» **WHAT IS ASKED**: Rewrite the lines from the start of the records through the line containing "52, 652, 80]", substituting "clickable" for "interactable" and leaving everything else unchanged.

--- start of INPUT RECORDS ---

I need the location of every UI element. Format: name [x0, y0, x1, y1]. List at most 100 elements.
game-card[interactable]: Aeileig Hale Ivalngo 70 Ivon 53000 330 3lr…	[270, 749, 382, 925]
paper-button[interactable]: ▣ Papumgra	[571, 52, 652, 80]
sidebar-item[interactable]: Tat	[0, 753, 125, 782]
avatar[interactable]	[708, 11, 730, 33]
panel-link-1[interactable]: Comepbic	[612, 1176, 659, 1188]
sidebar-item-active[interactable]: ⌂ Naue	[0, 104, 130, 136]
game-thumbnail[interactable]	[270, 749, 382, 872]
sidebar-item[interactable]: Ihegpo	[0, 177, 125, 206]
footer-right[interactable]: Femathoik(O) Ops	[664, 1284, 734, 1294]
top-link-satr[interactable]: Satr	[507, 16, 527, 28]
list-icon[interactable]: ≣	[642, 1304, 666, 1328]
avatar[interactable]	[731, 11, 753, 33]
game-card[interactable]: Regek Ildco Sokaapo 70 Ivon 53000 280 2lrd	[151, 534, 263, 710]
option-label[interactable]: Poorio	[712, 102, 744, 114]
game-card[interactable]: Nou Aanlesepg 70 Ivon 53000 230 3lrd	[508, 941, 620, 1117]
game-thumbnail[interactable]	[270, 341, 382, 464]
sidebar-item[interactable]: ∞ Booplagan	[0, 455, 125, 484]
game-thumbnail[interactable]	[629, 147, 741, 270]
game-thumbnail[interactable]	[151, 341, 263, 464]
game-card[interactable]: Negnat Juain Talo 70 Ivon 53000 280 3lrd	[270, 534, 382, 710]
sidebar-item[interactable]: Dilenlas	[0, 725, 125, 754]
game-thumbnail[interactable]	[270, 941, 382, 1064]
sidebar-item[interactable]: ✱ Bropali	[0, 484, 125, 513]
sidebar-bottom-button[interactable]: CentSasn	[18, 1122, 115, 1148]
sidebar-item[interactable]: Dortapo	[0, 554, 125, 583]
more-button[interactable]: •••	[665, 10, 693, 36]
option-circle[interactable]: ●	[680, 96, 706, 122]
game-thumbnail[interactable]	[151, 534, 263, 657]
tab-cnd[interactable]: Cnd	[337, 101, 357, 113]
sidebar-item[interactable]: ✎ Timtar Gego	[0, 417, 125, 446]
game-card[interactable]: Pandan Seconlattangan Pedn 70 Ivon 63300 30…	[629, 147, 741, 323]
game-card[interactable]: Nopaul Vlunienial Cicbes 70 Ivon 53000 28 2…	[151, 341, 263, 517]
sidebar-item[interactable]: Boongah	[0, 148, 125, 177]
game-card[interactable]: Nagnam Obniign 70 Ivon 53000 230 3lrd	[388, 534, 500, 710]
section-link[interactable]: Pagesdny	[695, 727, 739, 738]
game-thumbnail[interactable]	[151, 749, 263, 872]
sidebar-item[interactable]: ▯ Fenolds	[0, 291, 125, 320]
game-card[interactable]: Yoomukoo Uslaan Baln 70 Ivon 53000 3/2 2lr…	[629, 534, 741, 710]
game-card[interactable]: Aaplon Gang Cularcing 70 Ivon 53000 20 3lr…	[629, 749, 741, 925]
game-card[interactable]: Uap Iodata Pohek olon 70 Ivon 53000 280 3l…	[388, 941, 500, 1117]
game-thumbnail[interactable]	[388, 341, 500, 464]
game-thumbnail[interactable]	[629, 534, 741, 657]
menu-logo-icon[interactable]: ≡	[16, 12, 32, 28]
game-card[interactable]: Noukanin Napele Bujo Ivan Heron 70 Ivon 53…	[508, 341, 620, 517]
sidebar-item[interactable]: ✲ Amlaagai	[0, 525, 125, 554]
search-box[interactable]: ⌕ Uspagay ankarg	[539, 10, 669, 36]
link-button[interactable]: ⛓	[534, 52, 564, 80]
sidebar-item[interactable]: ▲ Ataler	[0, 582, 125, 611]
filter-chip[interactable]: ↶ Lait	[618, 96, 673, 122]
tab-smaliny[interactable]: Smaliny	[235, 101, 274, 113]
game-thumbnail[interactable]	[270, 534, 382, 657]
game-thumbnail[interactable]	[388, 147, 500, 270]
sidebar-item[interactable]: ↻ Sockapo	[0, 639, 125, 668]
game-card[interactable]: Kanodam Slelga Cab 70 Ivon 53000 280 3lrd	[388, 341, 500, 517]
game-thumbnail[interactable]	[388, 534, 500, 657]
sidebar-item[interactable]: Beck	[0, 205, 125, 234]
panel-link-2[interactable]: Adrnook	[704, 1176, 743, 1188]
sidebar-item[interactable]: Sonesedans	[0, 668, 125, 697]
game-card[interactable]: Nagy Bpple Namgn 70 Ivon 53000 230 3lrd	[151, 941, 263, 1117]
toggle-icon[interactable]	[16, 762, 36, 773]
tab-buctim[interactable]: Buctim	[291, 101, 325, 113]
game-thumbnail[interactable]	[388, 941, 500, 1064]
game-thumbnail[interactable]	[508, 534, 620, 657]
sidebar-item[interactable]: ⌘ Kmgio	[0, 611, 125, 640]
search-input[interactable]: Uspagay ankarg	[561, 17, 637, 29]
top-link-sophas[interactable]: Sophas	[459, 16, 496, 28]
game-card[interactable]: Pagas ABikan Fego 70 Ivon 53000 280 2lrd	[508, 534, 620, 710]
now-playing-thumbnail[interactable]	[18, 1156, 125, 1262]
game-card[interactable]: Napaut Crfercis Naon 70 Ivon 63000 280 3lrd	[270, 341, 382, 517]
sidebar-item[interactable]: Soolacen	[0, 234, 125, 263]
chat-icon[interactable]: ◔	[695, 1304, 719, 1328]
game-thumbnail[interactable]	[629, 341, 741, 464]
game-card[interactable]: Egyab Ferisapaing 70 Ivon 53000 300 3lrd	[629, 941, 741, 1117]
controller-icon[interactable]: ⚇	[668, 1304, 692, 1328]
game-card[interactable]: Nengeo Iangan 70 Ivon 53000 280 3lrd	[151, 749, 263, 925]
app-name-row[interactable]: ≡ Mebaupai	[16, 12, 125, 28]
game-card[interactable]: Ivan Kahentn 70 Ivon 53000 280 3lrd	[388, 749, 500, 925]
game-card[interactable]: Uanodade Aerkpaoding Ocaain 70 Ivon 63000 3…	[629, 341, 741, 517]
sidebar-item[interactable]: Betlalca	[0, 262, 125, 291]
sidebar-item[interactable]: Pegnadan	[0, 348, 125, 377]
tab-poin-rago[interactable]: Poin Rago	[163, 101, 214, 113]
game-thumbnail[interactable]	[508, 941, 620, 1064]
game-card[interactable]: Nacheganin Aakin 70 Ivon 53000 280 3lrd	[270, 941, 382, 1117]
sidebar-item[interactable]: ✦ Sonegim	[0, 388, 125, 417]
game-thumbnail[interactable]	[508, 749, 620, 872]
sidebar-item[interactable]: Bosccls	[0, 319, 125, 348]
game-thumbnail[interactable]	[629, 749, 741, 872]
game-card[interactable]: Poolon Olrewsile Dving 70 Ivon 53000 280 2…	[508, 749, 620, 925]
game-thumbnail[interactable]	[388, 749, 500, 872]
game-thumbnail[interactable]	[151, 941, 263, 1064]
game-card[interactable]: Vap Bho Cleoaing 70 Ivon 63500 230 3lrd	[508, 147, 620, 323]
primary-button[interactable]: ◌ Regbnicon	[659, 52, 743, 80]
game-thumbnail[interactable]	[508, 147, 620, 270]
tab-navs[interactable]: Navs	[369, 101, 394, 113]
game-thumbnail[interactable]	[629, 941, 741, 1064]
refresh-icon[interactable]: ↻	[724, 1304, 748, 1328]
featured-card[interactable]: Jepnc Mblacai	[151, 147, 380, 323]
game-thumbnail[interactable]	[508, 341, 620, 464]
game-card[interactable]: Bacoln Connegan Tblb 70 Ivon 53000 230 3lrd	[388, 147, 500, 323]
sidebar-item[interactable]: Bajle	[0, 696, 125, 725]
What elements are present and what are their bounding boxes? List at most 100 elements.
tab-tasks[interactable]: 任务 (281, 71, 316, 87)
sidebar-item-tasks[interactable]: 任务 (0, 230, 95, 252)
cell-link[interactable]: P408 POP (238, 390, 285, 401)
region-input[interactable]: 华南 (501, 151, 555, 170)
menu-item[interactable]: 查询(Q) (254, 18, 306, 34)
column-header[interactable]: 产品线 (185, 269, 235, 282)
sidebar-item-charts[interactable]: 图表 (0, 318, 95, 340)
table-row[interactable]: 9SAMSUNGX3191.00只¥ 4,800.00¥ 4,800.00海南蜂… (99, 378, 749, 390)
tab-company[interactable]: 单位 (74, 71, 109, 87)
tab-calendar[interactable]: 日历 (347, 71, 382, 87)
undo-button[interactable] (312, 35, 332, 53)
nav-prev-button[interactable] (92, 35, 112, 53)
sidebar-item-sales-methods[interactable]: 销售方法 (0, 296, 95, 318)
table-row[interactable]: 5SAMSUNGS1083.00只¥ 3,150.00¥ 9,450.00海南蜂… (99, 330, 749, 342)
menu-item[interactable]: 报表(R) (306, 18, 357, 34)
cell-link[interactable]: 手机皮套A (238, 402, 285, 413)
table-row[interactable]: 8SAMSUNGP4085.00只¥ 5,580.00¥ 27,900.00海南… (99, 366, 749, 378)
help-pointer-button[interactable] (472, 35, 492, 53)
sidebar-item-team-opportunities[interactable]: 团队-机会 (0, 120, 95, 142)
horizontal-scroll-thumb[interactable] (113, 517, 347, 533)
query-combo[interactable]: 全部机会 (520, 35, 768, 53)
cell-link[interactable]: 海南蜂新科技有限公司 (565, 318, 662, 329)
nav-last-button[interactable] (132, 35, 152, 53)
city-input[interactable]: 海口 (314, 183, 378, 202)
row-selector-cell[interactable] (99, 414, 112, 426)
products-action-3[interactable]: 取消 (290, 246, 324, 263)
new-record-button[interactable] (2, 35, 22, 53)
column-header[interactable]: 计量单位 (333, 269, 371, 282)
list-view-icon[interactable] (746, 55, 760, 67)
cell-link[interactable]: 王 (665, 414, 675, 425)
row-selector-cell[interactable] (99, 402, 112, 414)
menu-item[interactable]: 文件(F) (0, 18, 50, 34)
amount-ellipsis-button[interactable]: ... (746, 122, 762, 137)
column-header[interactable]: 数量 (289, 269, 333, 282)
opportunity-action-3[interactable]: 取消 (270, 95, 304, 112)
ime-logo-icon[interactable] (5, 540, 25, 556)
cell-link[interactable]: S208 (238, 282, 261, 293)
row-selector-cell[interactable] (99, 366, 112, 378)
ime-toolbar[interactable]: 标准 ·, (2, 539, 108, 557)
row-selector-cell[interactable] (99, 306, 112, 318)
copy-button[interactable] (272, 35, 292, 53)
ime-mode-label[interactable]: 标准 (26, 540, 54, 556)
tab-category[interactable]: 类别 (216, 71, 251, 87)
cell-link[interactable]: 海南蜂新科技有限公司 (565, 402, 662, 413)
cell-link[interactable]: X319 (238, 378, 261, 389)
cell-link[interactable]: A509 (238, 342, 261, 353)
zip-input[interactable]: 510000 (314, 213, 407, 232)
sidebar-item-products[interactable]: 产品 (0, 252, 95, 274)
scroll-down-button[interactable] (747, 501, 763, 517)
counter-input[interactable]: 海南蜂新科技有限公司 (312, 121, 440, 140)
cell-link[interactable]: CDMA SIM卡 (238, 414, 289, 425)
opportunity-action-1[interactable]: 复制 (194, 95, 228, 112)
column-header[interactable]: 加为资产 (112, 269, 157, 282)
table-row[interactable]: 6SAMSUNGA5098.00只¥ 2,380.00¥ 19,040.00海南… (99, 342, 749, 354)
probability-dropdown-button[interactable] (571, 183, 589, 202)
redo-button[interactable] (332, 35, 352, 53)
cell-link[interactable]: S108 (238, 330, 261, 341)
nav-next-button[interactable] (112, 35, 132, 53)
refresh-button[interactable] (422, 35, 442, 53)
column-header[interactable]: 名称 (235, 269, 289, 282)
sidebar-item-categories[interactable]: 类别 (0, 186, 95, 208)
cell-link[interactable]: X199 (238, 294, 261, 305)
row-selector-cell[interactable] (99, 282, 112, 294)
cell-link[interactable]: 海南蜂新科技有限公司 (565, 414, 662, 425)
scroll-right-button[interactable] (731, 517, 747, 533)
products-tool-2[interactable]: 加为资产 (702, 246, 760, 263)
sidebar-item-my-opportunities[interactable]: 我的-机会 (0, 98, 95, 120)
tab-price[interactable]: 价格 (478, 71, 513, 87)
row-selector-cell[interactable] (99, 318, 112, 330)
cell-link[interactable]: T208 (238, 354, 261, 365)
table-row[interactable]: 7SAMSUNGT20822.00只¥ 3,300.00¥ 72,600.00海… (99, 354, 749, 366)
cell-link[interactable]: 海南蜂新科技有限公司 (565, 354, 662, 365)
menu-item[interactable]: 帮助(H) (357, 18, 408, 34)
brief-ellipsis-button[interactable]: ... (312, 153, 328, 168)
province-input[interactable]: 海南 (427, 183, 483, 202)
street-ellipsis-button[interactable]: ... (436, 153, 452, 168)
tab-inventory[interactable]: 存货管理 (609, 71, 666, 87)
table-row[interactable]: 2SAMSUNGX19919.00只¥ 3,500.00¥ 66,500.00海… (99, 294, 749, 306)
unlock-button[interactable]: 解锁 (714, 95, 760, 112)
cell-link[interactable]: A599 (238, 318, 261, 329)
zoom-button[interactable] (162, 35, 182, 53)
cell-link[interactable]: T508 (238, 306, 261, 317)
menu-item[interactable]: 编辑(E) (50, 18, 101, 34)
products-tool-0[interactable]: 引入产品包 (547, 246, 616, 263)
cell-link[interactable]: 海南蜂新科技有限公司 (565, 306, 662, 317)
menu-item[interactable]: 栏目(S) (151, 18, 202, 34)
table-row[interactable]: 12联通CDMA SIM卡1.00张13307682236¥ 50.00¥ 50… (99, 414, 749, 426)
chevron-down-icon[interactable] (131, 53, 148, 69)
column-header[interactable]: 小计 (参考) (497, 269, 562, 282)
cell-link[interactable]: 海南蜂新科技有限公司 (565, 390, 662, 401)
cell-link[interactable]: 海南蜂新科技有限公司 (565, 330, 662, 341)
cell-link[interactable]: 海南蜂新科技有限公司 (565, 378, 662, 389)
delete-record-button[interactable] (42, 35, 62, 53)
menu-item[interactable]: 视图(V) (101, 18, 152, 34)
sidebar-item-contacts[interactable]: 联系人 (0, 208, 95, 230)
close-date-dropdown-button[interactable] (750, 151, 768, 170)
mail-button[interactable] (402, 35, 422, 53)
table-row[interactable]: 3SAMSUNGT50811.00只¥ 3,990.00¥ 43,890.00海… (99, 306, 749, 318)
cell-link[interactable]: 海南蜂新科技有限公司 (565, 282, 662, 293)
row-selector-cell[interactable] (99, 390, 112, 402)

--- end of INPUT RECORDS ---

» **RESPONSE TO THE TASK**:
I need the location of every UI element. Format: name [x0, y0, x1, y1]. List at most 100 elements.
game-card[clickable]: Aeileig Hale Ivalngo 70 Ivon 53000 330 3lr…	[270, 749, 382, 925]
paper-button[clickable]: ▣ Papumgra	[571, 52, 652, 80]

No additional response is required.